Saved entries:
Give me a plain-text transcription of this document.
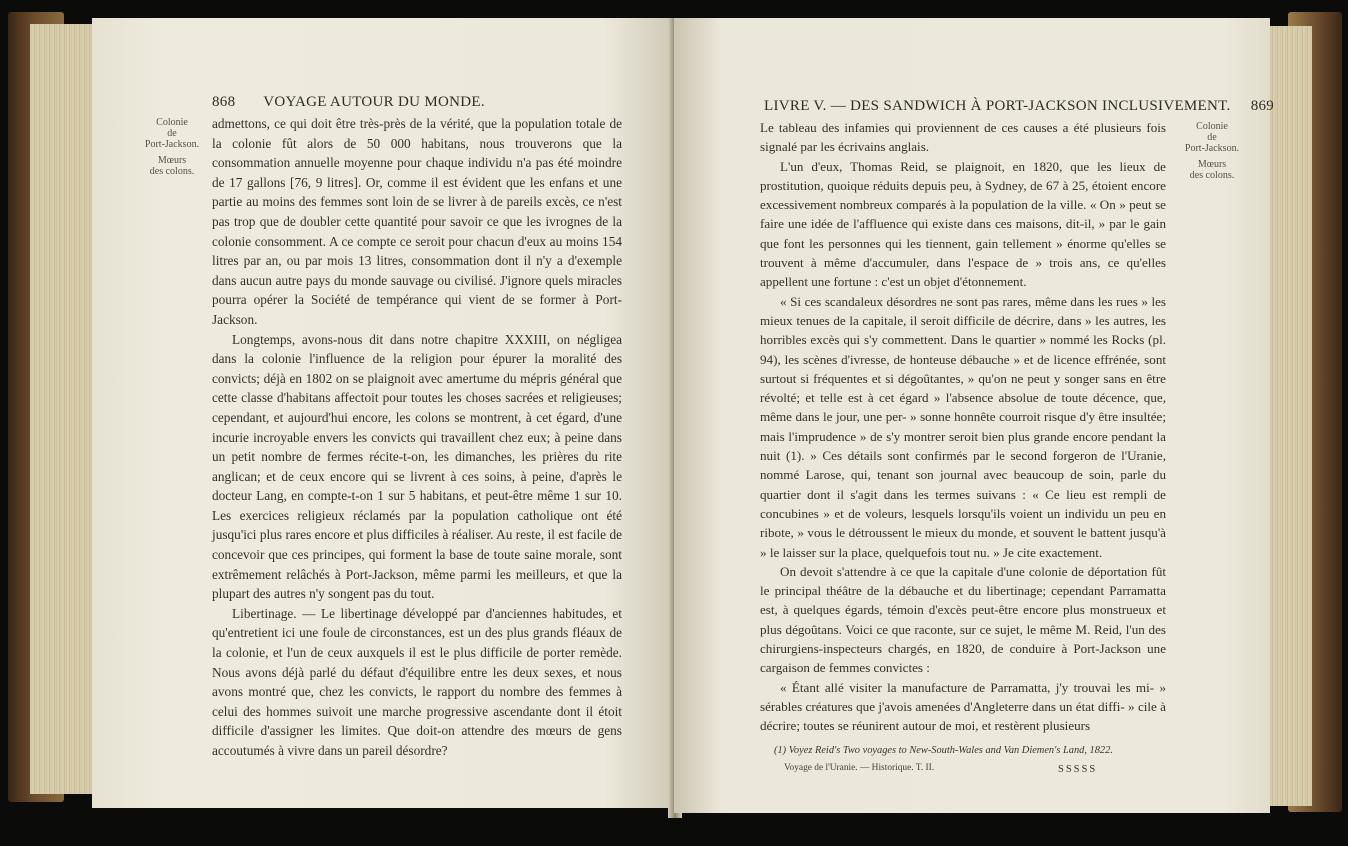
868 VOYAGE AUTOUR DU MONDE.
Colonie
de
Port-Jackson.
Mœurs
des colons.

admettons, ce qui doit être très-près de la vérité, que la population totale de la colonie fût alors de 50 000 habitans, nous trouverons que la consommation annuelle moyenne pour chaque individu n'a pas été moindre de 17 gallons [76, 9 litres]. Or, comme il est évident que les enfans et une partie au moins des femmes sont loin de se livrer à de pareils excès, ce n'est pas trop que de doubler cette quantité pour savoir ce que les ivrognes de la colonie consomment. A ce compte ce seroit pour chacun d'eux au moins 154 litres par an, ou par mois 13 litres, consommation dont il n'y a d'exemple dans aucun autre pays du monde sauvage ou civilisé. J'ignore quels miracles pourra opérer la Société de tempérance qui vient de se former à Port-Jackson.

Longtemps, avons-nous dit dans notre chapitre XXXIII, on négligea dans la colonie l'influence de la religion pour épurer la moralité des convicts; déjà en 1802 on se plaignoit avec amertume du mépris général que cette classe d'habitans affectoit pour toutes les choses sacrées et religieuses; cependant, et aujourd'hui encore, les colons se montrent, à cet égard, d'une incurie incroyable envers les convicts qui travaillent chez eux; à peine dans un petit nombre de fermes récite-t-on, les dimanches, les prières du rite anglican; et de ceux encore qui se livrent à ces soins, à peine, d'après le docteur Lang, en compte-t-on 1 sur 5 habitans, et peut-être même 1 sur 10. Les exercices religieux réclamés par la population catholique ont été jusqu'ici plus rares encore et plus difficiles à réaliser. Au reste, il est facile de concevoir que ces principes, qui forment la base de toute saine morale, sont extrêmement relâchés à Port-Jackson, même parmi les meilleurs, et que la plupart des autres n'y songent pas du tout.

Libertinage. — Le libertinage développé par d'anciennes habitudes, et qu'entretient ici une foule de circonstances, est un des plus grands fléaux de la colonie, et l'un de ceux auxquels il est le plus difficile de porter remède. Nous avons déjà parlé du défaut d'équilibre entre les deux sexes, et nous avons montré que, chez les convicts, le rapport du nombre des femmes à celui des hommes suivoit une marche progressive ascendante dont il étoit difficile d'assigner les limites. Que doit-on attendre des mœurs de gens accoutumés à vivre dans un pareil désordre?

LIVRE V. — DES SANDWICH À PORT-JACKSON INCLUSIVEMENT. 869
Colonie
de
Port-Jackson.
Mœurs
des colons.

Le tableau des infamies qui proviennent de ces causes a été plusieurs fois signalé par les écrivains anglais.

L'un d'eux, Thomas Reid, se plaignoit, en 1820, que les lieux de prostitution, quoique réduits depuis peu, à Sydney, de 67 à 25, étoient encore excessivement nombreux comparés à la population de la ville. « On » peut se faire une idée de l'affluence qui existe dans ces maisons, dit-il, » par le gain que font les personnes qui les tiennent, gain tellement » énorme qu'elles se trouvent à même d'accumuler, dans l'espace de » trois ans, ce qu'elles appellent une fortune : c'est un objet d'étonnement.

« Si ces scandaleux désordres ne sont pas rares, même dans les rues » les mieux tenues de la capitale, il seroit difficile de décrire, dans » les autres, les horribles excès qui s'y commettent. Dans le quartier » nommé les Rocks (pl. 94), les scènes d'ivresse, de honteuse débauche » et de licence effrénée, sont surtout si fréquentes et si dégoûtantes, » qu'on ne peut y songer sans en être révolté; et telle est à cet égard » l'absence absolue de toute décence, que, même dans le jour, une per- » sonne honnête courroit risque d'y être insultée; mais l'imprudence » de s'y montrer seroit bien plus grande encore pendant la nuit (1). » Ces détails sont confirmés par le second forgeron de l'Uranie, nommé Larose, qui, tenant son journal avec beaucoup de soin, parle du quartier dont il s'agit dans les termes suivans : « Ce lieu est rempli de concubines » et de voleurs, lesquels lorsqu'ils voient un individu un peu en ribote, » vous le détroussent le mieux du monde, et souvent le battent jusqu'à » le laisser sur la place, quelquefois tout nu. » Je cite exactement.

On devoit s'attendre à ce que la capitale d'une colonie de déportation fût le principal théâtre de la débauche et du libertinage; cependant Parramatta est, à quelques égards, témoin d'excès peut-être encore plus monstrueux et plus dégoûtans. Voici ce que raconte, sur ce sujet, le même M. Reid, l'un des chirurgiens-inspecteurs chargés, en 1820, de conduire à Port-Jackson une cargaison de femmes convictes :

« Étant allé visiter la manufacture de Parramatta, j'y trouvai les mi- » sérables créatures que j'avois amenées d'Angleterre dans un état diffi- » cile à décrire; toutes se réunirent autour de moi, et restèrent plusieurs

(1) Voyez Reid's Two voyages to New-South-Wales and Van Diemen's Land, 1822.
Voyage de l'Uranie. — Historique. T. II.	SSSSS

EXERCISE OBJECTIVE =
Copy every line of the listing containing the string "décrire".

SOLUTION BELOW =
« Si ces scandaleux désordres ne sont pas rares, même dans les rues » les mieux tenues de la capitale, il seroit difficile de décrire, dans » les autres, les horribles excès qui s'y commettent. Dans le quartier » nommé les Rocks (pl. 94), les scènes d'ivresse, de honteuse débauche » et de licence effrénée, sont surtout si fréquentes et si dégoûtantes, » qu'on ne peut y songer sans en être révolté; et telle est à cet égard » l'absence absolue de toute décence, que, même dans le jour, une per- » sonne honnête courroit risque d'y être insultée; mais l'imprudence » de s'y montrer seroit bien plus grande encore pendant la nuit (1). » Ces détails sont confirmés par le second forgeron de l'Uranie, nommé Larose, qui, tenant son journal avec beaucoup de soin, parle du quartier dont il s'agit dans les termes suivans : « Ce lieu est rempli de concubines » et de voleurs, lesquels lorsqu'ils voient un individu un peu en ribote, » vous le détroussent le mieux du monde, et souvent le battent jusqu'à » le laisser sur la place, quelquefois tout nu. » Je cite exactement.
« Étant allé visiter la manufacture de Parramatta, j'y trouvai les mi- » sérables créatures que j'avois amenées d'Angleterre dans un état diffi- » cile à décrire; toutes se réunirent autour de moi, et restèrent plusieurs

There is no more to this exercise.